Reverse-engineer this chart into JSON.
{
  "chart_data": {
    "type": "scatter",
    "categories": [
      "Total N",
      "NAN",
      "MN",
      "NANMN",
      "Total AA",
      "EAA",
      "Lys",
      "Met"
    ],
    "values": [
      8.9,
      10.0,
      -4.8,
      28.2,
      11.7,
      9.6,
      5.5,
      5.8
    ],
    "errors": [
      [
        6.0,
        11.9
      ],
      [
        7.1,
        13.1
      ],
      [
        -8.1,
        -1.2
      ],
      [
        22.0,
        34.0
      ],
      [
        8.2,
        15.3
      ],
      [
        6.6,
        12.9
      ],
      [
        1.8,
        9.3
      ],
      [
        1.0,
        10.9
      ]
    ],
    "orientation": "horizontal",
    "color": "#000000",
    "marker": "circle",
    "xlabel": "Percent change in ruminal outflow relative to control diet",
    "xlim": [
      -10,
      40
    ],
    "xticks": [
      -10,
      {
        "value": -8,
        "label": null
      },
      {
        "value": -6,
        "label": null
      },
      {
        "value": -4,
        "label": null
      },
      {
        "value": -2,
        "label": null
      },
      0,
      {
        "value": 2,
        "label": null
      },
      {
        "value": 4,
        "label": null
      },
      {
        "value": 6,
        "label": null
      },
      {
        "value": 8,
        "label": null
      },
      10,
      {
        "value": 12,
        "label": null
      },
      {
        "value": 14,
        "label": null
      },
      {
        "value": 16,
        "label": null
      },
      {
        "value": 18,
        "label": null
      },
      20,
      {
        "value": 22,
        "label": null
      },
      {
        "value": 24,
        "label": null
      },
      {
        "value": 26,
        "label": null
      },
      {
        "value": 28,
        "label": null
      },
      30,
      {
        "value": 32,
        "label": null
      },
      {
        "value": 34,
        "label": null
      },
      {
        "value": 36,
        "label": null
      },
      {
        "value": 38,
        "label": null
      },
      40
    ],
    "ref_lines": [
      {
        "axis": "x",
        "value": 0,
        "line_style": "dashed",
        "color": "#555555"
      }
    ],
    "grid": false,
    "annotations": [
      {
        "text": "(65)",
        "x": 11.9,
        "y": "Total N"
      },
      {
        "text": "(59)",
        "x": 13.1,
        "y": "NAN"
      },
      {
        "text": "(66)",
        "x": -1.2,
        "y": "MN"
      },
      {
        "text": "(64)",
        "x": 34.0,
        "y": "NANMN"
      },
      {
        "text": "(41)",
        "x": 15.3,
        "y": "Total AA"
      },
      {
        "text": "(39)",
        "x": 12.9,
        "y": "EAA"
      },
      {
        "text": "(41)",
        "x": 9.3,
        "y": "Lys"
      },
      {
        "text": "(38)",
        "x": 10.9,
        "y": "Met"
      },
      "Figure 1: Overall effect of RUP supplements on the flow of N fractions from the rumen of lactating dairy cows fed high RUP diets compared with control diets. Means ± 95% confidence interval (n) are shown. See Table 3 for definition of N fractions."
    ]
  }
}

What is required – Lines holding the word "text" in the entries above are the ones to pull out. Copy them all.

Answer to the task –
        "text": "(65)",
        "text": "(59)",
        "text": "(66)",
        "text": "(64)",
        "text": "(41)",
        "text": "(39)",
        "text": "(41)",
        "text": "(38)",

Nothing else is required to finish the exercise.